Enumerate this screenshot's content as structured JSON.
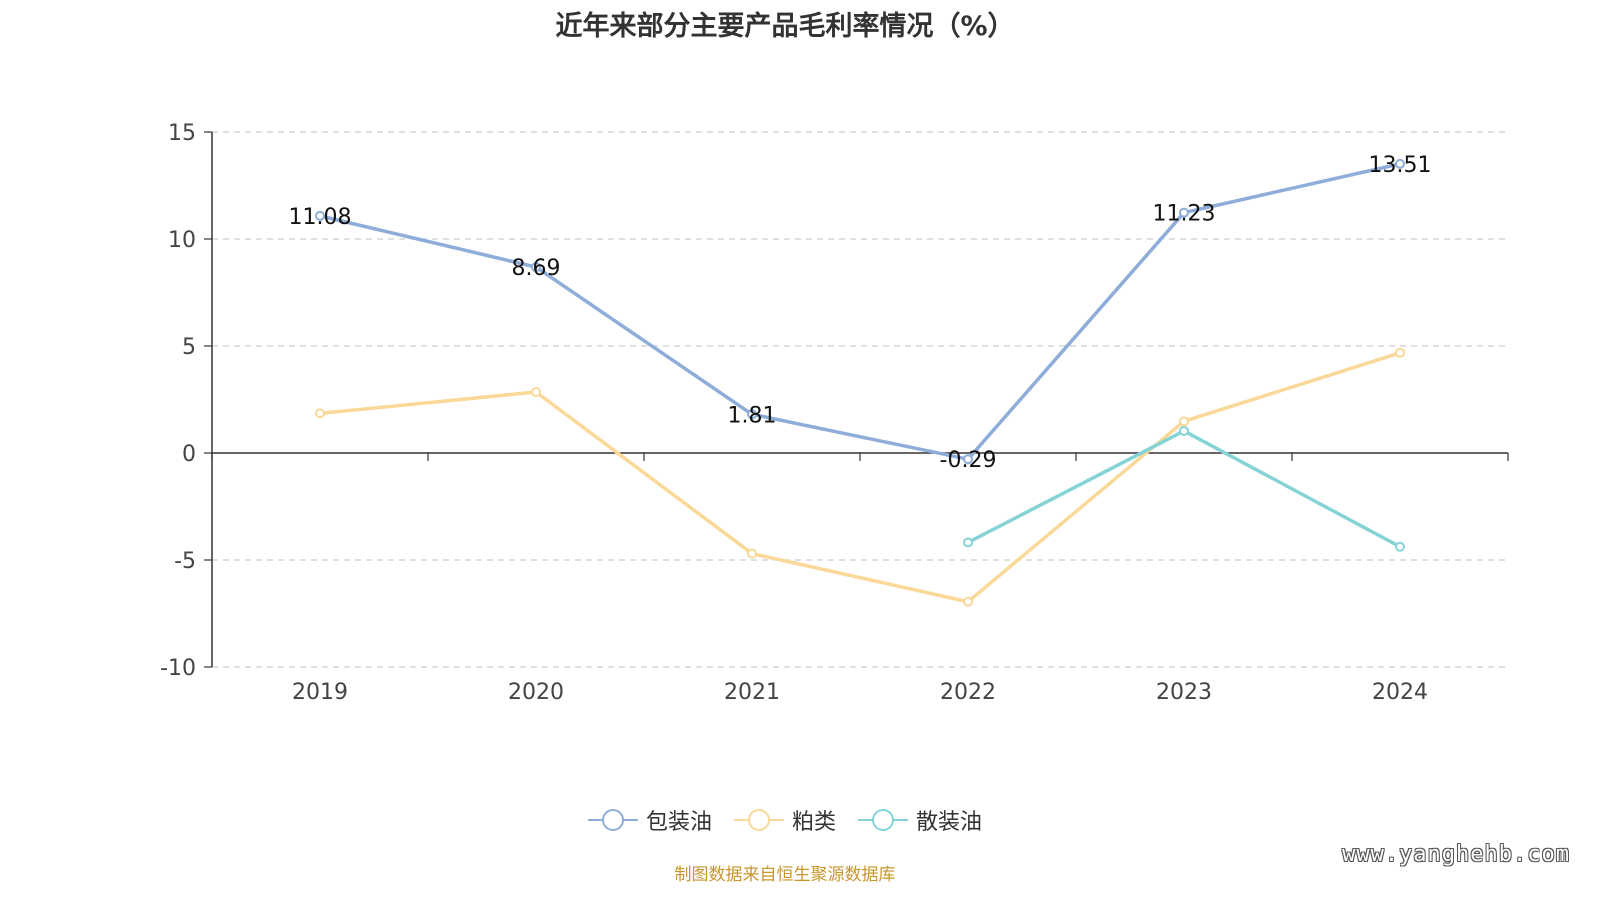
{
  "chart_data": {
    "type": "line",
    "title": "近年来部分主要产品毛利率情况（%）",
    "categories": [
      "2019",
      "2020",
      "2021",
      "2022",
      "2023",
      "2024"
    ],
    "ylim": [
      -10,
      15
    ],
    "yticks": [
      15,
      10,
      5,
      0,
      -5,
      -10
    ],
    "grid": true,
    "legend_position": "bottom",
    "series": [
      {
        "name": "包装油",
        "color": "#8eadd8",
        "values": [
          11.08,
          8.69,
          1.81,
          -0.29,
          11.23,
          13.51
        ],
        "labels": [
          "11.08",
          "8.69",
          "1.81",
          "-0.29",
          "11.23",
          "13.51"
        ]
      },
      {
        "name": "粕类",
        "color": "#f9d898",
        "values": [
          1.85,
          2.85,
          -4.7,
          -6.95,
          1.48,
          4.68
        ]
      },
      {
        "name": "散装油",
        "color": "#86d3d6",
        "values": [
          null,
          null,
          null,
          -4.18,
          1.03,
          -4.38
        ]
      }
    ]
  },
  "source": "制图数据来自恒生聚源数据库",
  "watermark": "www.yanghehb.com"
}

★ ★ ★ ★

[TASK OBJECTIVE]:
Reproduce each line exactly as it appears, omitting the pictures.

[TASK RESULT]:
Enumerate this screenshot's content as structured JSON.
{
  "chart_data": {
    "type": "line",
    "title": "近年来部分主要产品毛利率情况（%）",
    "categories": [
      "2019",
      "2020",
      "2021",
      "2022",
      "2023",
      "2024"
    ],
    "ylim": [
      -10,
      15
    ],
    "yticks": [
      15,
      10,
      5,
      0,
      -5,
      -10
    ],
    "grid": true,
    "legend_position": "bottom",
    "series": [
      {
        "name": "包装油",
        "color": "#8eadd8",
        "values": [
          11.08,
          8.69,
          1.81,
          -0.29,
          11.23,
          13.51
        ],
        "labels": [
          "11.08",
          "8.69",
          "1.81",
          "-0.29",
          "11.23",
          "13.51"
        ]
      },
      {
        "name": "粕类",
        "color": "#f9d898",
        "values": [
          1.85,
          2.85,
          -4.7,
          -6.95,
          1.48,
          4.68
        ]
      },
      {
        "name": "散装油",
        "color": "#86d3d6",
        "values": [
          null,
          null,
          null,
          -4.18,
          1.03,
          -4.38
        ]
      }
    ]
  },
  "source": "制图数据来自恒生聚源数据库",
  "watermark": "www.yanghehb.com"
}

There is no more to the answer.